→ **INSTRUCTION**
Spot each line that carries the word "title"; copy those lines.

→ **DATA SHOWN**
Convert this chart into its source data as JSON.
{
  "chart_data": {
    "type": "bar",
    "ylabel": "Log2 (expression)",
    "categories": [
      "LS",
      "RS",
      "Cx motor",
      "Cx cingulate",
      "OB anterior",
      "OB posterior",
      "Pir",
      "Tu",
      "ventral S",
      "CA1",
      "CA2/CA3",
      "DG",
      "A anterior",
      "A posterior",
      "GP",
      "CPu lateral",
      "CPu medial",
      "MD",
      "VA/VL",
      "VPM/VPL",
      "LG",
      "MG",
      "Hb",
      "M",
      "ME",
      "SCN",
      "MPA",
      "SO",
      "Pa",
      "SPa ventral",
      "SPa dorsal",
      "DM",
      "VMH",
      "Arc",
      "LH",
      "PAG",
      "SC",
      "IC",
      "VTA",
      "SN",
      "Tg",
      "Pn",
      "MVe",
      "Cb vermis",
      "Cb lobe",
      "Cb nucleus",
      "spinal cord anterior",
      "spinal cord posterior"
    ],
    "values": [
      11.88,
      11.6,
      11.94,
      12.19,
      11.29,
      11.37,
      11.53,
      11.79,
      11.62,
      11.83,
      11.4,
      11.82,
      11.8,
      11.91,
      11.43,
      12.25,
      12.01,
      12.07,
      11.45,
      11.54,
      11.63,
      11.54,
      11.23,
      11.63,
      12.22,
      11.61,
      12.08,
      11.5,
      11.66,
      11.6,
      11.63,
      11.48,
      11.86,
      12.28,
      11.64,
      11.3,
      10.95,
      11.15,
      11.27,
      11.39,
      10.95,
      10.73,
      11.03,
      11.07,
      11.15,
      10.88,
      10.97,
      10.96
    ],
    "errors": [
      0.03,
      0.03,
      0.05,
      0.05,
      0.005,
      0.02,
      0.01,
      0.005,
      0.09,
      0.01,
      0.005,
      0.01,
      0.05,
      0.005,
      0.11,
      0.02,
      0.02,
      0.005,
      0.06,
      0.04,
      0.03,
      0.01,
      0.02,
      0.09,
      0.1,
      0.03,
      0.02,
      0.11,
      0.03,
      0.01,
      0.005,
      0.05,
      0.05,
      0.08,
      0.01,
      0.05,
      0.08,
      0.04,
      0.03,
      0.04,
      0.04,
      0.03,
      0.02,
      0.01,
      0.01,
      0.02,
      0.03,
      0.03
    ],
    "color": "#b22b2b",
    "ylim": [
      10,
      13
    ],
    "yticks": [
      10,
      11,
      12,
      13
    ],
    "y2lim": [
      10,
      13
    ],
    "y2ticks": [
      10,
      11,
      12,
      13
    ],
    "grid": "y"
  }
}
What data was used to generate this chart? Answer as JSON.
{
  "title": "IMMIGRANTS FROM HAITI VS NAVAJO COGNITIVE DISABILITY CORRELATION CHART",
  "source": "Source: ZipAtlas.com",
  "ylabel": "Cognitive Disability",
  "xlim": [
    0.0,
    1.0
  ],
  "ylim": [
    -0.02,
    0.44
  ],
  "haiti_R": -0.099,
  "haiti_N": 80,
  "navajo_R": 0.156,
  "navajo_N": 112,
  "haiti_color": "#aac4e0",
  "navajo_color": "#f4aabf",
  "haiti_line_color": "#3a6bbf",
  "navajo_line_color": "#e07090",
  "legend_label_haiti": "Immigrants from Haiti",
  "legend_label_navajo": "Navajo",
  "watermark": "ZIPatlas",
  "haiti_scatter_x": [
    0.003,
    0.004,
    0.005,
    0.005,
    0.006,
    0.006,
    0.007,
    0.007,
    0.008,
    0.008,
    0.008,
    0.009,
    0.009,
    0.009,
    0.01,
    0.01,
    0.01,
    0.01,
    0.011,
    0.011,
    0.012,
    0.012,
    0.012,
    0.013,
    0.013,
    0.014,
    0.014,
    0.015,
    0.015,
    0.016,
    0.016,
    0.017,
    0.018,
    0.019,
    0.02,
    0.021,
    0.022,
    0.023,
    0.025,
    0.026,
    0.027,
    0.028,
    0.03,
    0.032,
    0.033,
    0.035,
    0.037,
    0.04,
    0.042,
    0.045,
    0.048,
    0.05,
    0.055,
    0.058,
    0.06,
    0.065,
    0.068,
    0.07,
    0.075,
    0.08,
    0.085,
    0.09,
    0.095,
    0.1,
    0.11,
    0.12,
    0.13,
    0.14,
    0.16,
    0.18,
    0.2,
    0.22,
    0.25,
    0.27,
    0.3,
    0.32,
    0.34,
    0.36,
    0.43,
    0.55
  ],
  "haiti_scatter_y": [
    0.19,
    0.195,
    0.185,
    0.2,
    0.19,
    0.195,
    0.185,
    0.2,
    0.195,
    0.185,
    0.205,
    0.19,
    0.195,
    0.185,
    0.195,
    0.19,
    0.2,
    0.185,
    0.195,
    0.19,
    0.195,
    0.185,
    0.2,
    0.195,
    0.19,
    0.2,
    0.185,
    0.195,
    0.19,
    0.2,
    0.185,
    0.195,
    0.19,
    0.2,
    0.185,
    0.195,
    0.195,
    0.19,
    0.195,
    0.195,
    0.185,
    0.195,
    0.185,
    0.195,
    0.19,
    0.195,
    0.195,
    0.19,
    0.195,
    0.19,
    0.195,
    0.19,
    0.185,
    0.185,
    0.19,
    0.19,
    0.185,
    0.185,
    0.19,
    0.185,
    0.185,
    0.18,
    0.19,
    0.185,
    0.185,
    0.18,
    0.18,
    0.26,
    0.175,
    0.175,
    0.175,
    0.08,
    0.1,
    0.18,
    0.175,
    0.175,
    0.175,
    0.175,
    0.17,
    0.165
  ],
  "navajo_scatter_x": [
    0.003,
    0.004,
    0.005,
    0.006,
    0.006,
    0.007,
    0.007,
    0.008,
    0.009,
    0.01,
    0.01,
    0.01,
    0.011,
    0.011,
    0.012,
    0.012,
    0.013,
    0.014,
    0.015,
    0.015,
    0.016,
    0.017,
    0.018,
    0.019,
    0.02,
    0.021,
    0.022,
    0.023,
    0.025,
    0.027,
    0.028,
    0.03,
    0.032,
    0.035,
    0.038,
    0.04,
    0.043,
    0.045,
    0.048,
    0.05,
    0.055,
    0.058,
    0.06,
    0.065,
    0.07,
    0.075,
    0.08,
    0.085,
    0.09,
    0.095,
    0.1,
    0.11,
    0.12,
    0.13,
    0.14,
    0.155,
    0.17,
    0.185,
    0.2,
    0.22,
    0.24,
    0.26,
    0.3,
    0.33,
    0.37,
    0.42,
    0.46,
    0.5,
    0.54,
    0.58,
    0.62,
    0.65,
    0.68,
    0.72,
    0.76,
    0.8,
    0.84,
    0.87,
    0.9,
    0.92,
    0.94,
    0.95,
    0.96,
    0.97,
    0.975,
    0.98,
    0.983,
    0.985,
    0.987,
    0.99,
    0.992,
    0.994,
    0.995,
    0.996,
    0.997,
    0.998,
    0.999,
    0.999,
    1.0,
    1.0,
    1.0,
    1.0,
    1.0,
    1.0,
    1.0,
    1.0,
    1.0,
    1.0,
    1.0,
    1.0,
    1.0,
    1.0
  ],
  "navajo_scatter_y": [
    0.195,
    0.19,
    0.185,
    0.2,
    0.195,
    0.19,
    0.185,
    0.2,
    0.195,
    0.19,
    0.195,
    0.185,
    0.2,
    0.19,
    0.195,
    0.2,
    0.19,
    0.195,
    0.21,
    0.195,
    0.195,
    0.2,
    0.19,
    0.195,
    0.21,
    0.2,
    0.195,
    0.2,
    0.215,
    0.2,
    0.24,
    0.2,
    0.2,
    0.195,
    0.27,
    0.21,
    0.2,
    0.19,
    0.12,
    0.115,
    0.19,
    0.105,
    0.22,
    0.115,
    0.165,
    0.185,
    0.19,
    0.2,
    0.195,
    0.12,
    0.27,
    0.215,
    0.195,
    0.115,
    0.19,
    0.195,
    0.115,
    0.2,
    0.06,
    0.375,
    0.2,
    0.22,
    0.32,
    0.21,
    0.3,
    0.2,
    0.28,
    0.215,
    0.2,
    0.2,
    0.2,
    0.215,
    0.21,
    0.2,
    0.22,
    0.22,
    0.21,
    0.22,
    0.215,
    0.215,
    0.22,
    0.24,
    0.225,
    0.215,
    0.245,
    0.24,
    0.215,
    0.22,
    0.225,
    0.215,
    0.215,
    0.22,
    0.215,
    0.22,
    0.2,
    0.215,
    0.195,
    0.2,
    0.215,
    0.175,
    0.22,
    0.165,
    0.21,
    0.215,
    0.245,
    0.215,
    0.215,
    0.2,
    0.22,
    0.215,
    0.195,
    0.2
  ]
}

...

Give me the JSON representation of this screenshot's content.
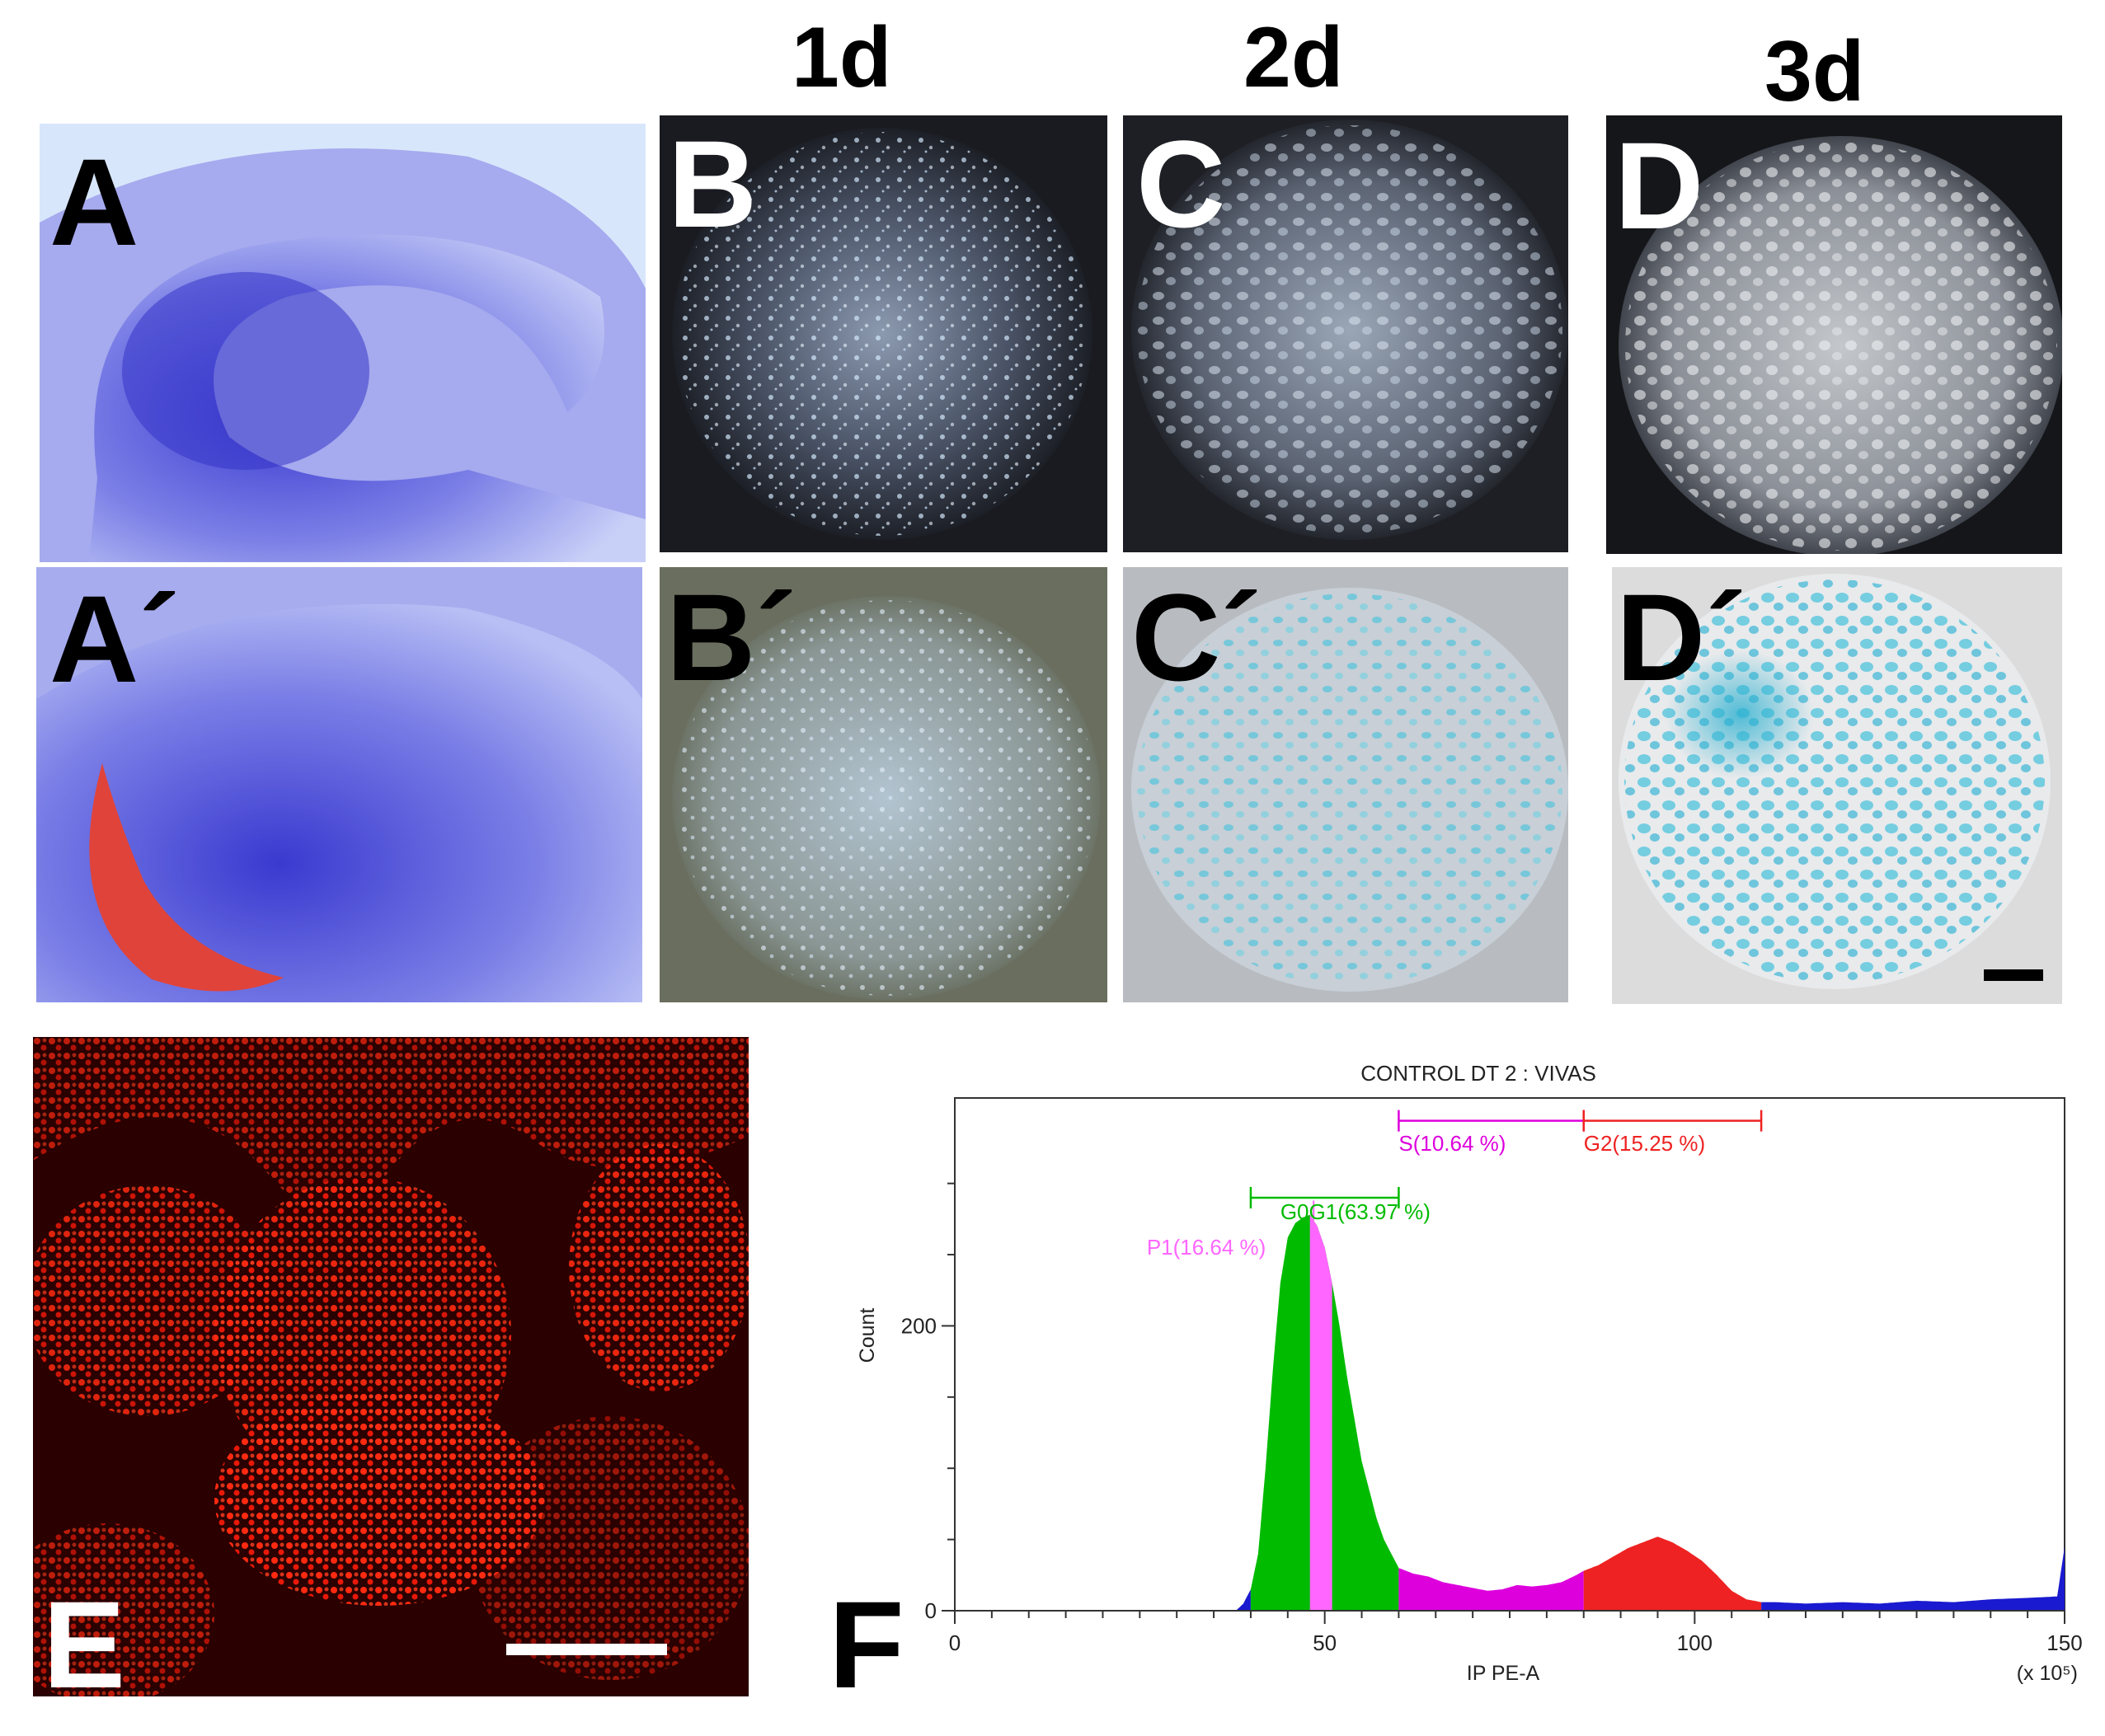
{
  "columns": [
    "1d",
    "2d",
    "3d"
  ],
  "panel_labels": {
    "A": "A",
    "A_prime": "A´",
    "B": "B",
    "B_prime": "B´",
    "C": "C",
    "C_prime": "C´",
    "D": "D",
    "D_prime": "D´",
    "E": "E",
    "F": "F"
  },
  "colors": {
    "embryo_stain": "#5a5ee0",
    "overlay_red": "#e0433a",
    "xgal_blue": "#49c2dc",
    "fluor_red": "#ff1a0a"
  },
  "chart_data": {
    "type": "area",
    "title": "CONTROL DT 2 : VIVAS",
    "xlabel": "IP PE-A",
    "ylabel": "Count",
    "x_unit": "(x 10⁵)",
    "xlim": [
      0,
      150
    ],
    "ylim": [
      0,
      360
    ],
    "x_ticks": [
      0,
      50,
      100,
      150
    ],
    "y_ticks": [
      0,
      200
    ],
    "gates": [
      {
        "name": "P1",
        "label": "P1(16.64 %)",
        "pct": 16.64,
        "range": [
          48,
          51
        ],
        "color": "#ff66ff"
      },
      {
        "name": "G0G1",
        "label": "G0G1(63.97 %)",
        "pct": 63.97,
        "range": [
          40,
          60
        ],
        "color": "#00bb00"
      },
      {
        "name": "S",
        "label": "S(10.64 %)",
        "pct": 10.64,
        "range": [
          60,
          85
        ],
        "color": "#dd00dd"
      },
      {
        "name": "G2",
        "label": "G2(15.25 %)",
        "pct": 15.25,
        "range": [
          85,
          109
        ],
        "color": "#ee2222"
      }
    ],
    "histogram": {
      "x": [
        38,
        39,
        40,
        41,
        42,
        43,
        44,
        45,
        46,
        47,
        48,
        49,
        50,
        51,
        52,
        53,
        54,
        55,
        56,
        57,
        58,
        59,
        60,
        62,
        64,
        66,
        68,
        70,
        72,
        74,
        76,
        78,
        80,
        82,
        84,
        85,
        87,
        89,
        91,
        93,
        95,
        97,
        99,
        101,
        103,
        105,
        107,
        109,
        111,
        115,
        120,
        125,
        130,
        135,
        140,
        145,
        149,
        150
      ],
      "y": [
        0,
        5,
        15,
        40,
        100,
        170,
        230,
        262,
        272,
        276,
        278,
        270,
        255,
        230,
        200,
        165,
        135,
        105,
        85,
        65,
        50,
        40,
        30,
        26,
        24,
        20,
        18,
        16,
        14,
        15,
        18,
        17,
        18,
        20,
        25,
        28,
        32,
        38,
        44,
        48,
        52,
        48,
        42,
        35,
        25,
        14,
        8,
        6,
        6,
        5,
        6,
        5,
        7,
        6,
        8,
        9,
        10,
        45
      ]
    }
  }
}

→ **ANSWER TO THIS TASK**
  "title": "IMMIGRANTS FROM HAITI VS NAVAJO COGNITIVE DISABILITY CORRELATION CHART",
    "title": "CONTROL DT 2 : VIVAS",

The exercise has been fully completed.